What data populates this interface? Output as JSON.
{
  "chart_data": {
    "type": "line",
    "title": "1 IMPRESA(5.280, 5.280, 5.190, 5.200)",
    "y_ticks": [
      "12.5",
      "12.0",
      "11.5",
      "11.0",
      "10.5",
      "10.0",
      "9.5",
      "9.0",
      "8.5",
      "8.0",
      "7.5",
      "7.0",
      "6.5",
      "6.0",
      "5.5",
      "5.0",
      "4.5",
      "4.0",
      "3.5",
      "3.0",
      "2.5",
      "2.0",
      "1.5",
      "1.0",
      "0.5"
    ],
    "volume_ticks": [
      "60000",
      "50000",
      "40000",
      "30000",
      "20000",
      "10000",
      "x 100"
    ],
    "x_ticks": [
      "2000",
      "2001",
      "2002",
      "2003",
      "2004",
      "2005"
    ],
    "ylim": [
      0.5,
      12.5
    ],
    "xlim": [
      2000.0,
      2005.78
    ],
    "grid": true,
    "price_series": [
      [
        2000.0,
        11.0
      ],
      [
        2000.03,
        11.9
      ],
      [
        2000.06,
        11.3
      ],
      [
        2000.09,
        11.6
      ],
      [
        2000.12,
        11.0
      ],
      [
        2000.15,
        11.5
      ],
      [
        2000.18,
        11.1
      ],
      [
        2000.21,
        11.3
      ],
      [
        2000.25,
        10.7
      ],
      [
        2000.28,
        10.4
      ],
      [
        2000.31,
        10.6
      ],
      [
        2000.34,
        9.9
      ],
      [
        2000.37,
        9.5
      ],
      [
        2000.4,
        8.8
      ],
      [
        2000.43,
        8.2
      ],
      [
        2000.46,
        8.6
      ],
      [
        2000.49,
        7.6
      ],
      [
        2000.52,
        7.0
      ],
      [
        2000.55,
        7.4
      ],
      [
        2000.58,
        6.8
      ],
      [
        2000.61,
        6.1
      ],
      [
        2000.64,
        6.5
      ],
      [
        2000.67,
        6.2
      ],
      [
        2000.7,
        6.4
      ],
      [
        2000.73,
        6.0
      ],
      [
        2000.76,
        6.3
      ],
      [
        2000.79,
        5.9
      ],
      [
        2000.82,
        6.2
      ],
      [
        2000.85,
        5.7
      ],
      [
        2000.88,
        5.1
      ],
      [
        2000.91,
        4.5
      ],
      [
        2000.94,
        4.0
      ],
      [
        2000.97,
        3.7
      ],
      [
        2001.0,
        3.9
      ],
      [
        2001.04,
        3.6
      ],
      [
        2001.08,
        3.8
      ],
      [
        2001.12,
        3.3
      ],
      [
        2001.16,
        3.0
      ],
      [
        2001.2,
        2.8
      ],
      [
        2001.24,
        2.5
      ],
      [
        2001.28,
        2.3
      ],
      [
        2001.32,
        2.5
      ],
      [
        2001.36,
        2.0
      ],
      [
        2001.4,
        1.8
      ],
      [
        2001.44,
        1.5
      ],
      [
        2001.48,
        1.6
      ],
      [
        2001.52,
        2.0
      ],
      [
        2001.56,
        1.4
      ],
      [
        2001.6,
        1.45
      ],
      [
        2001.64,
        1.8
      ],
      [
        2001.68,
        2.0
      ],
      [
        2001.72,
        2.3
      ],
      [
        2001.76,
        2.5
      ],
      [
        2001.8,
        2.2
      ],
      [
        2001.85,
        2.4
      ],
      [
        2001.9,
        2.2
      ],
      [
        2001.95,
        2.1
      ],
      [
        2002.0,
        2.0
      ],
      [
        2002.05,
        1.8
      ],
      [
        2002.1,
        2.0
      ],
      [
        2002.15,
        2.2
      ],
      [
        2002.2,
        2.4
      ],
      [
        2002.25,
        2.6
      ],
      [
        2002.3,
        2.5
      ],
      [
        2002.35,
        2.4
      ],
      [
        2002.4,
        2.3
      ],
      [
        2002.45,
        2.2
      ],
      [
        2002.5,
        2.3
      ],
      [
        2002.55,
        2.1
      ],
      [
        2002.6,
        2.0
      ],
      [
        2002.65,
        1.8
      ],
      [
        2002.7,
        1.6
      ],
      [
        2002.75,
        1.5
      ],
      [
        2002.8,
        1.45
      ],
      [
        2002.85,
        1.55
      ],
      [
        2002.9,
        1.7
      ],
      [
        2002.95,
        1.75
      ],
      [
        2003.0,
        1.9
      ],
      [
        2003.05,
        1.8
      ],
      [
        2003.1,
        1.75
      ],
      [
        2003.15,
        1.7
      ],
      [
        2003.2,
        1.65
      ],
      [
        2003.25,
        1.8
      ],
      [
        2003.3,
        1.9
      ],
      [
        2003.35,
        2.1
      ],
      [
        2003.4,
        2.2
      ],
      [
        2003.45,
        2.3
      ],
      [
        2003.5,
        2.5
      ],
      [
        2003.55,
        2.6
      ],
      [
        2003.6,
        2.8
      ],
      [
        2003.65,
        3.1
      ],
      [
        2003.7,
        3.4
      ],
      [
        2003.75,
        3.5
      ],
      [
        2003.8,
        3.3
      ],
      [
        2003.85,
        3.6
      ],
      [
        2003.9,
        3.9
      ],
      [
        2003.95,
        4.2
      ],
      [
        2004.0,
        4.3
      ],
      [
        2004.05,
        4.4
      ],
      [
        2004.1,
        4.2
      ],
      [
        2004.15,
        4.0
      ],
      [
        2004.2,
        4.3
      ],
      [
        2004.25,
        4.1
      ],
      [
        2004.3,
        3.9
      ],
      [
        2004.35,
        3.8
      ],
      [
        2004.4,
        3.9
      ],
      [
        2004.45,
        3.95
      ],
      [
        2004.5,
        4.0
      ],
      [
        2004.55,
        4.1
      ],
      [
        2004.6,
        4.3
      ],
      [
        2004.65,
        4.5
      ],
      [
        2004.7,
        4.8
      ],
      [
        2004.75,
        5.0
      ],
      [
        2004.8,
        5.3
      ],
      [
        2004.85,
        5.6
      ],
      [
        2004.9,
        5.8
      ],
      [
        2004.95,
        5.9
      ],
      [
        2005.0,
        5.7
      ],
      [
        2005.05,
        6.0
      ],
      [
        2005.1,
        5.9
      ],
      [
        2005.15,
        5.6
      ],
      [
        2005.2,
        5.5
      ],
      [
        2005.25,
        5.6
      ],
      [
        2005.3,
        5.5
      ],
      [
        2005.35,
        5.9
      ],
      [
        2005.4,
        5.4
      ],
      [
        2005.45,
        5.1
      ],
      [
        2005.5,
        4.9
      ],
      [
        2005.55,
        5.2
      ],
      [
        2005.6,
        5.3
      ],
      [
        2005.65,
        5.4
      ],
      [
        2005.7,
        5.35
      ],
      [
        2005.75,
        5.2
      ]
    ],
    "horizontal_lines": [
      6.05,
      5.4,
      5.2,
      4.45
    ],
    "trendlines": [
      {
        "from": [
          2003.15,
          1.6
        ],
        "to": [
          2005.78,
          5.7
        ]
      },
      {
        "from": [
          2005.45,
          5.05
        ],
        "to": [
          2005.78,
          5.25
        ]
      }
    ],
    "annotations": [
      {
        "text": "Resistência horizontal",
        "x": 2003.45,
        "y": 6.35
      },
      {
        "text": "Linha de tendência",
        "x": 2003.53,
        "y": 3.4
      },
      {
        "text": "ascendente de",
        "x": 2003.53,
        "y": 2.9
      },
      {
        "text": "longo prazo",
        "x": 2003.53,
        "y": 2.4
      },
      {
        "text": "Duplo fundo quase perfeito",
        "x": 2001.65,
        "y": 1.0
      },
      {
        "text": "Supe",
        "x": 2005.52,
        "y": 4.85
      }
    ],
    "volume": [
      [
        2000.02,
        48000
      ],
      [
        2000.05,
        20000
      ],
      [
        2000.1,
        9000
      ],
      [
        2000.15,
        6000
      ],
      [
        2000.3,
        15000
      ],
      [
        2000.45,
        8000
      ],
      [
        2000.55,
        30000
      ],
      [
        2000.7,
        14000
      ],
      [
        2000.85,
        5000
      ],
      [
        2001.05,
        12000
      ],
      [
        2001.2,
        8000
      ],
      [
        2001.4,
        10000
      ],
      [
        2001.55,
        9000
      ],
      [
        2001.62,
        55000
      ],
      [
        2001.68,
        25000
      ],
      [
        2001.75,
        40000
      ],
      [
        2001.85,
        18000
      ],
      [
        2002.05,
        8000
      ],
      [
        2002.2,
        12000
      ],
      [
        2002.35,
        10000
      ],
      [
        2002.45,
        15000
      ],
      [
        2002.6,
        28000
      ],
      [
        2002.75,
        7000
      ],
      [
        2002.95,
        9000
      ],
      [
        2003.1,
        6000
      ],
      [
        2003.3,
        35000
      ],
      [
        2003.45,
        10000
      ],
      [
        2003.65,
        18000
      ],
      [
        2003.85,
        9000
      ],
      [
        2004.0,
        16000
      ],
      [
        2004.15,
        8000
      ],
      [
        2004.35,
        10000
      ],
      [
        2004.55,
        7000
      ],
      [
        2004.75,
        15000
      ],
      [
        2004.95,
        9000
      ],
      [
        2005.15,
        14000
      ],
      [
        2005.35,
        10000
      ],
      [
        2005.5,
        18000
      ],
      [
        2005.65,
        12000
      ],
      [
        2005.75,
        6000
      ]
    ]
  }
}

• [SET PROBLEM]:
Collect each line of the entries that has the word "text", copying it in full.

• [EXERCISE OUTPUT]:
        "text": "Resistência horizontal",
        "text": "Linha de tendência",
        "text": "ascendente de",
        "text": "longo prazo",
        "text": "Duplo fundo quase perfeito",
        "text": "Supe",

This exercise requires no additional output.